Your tasks:
**a)** List the CNS cell types that the PPAR passage says express functional PPARs.
**b)** Quote the PPAR passage from "The distinct CNS" to "in Table 1.".
**c)** For each statement, say yes or no to whether it agrees with the PPAR passage, and quote the words that decide it: (i) Radiation activates NF-κB, RAGE and ROS at the same time. (ii) PPAR agonists preserve cognition only once neurogenesis and microglial counts return to normal in RICD models. (iii) Table 1 summarizes the CNS cell-type distribution of PPARα, PPARβ/δ and PPARγ.

Supplied passage:
□ □ □ □ □ □ □
Crucially, PPARs reprogramme mitochondrial and lipid metabolism, restoring β-oxidation, adenosine triphosphate generation and membrane homeostasis needed for synaptic transmission and myelin maintenance.29–31 This metabolic support explains why PPAR agonists preserve cognition even when classical histological endpoints (e.g., neurogenesis or microglial counts) remain abnormal in RICD models. Because microglia, astrocytes, oligodendrocytes and neurons all express functional PPARs, receptor activation provides cell-type–spanning control over inflammatory homeostasis, oxidative stress and energetic capacity within hippocampal and frontal circuits that subserve memory and executive function. 32
Radiation simultaneously activates NF-κB, RAGE and ROS; PPARs suppress all three and restore metabolic competence.14, 25, 32 This network-level control distinguishes PPAR agonists from single-pathway inhibitors and positions them as circuit stabilisers capable of modifying the delayed trajectory of radiation injury. This systems-level interaction between inflammatory, oxidative and metabolic signalling networks and their modulation by PPARs is depicted in Figure 2.

The distinct CNS cell-type distribution, functional roles and pathway crosstalk of PPARα, PPARβ/δ and PPARγ that underpin their differential relevance to RICD are summarised in Table 1.
□ □ □ □ □ □ □
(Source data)

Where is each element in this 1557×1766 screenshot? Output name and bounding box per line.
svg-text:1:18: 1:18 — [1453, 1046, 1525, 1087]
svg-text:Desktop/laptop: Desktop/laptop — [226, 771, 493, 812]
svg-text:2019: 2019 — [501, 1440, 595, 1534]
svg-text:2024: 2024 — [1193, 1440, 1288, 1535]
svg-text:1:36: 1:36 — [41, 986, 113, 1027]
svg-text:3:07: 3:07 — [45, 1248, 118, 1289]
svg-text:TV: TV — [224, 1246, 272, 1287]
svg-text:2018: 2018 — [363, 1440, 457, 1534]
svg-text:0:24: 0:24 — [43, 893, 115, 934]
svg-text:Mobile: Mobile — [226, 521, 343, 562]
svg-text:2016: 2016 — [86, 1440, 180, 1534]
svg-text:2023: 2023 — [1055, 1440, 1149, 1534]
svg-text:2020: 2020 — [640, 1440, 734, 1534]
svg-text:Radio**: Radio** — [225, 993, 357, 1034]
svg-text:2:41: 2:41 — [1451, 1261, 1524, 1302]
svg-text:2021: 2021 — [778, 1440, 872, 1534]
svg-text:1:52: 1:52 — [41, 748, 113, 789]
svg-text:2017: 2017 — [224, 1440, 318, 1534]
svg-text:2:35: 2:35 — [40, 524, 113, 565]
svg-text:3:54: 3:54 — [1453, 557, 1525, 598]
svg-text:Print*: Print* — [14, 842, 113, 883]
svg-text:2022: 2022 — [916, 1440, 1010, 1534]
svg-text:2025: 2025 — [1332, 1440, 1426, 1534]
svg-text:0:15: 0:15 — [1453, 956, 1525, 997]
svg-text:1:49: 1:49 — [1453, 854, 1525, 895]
□ □ □ □ □ □ □
Responses by task:
**a)** microglia, astrocytes, oligodendrocytes, neurons

**b)**
The distinct CNS cell-type distribution, functional roles and pathway crosstalk of PPARα, PPARβ/δ and PPARγ that underpin their differential relevance to RICD are summarised in Table 1.

**c)**
(i) Yes: "Radiation simultaneously activates NF-κB, RAGE and ROS"
(ii) No: "PPAR agonists preserve cognition even when classical histological endpoints (e.g., neurogenesis or microglial counts) remain abnormal in RICD models"
(iii) Yes: "The distinct CNS cell-type distribution, functional roles and pathway crosstalk of PPARα, PPARβ/δ and PPARγ that underpin their differential relevance to RICD are summarised in Table 1"